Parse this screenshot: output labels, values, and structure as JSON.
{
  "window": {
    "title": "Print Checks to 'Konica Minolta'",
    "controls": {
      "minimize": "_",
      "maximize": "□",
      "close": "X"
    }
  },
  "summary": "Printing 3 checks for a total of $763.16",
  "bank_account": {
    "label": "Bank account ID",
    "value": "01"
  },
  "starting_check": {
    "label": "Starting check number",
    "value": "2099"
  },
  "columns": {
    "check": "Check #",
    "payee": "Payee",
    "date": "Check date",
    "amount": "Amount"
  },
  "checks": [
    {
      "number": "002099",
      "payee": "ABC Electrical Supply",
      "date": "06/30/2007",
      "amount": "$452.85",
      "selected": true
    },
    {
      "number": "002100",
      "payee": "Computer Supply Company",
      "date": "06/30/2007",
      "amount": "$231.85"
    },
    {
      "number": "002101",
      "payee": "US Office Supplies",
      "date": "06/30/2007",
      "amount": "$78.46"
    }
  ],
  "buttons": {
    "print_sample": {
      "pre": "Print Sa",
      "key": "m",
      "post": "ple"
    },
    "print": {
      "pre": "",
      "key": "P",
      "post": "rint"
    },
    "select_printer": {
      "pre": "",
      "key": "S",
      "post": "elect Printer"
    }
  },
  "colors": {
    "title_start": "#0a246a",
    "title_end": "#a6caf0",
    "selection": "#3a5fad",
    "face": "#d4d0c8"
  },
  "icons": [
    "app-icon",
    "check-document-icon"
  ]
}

════════

## INSTRUCTIONS FOR THE TASK
Copy, from the material, each line that holds the string "payee".

## ANSWER TO THIS TASK
    "payee": "Payee",
      "payee": "ABC Electrical Supply",
      "payee": "Computer Supply Company",
      "payee": "US Office Supplies",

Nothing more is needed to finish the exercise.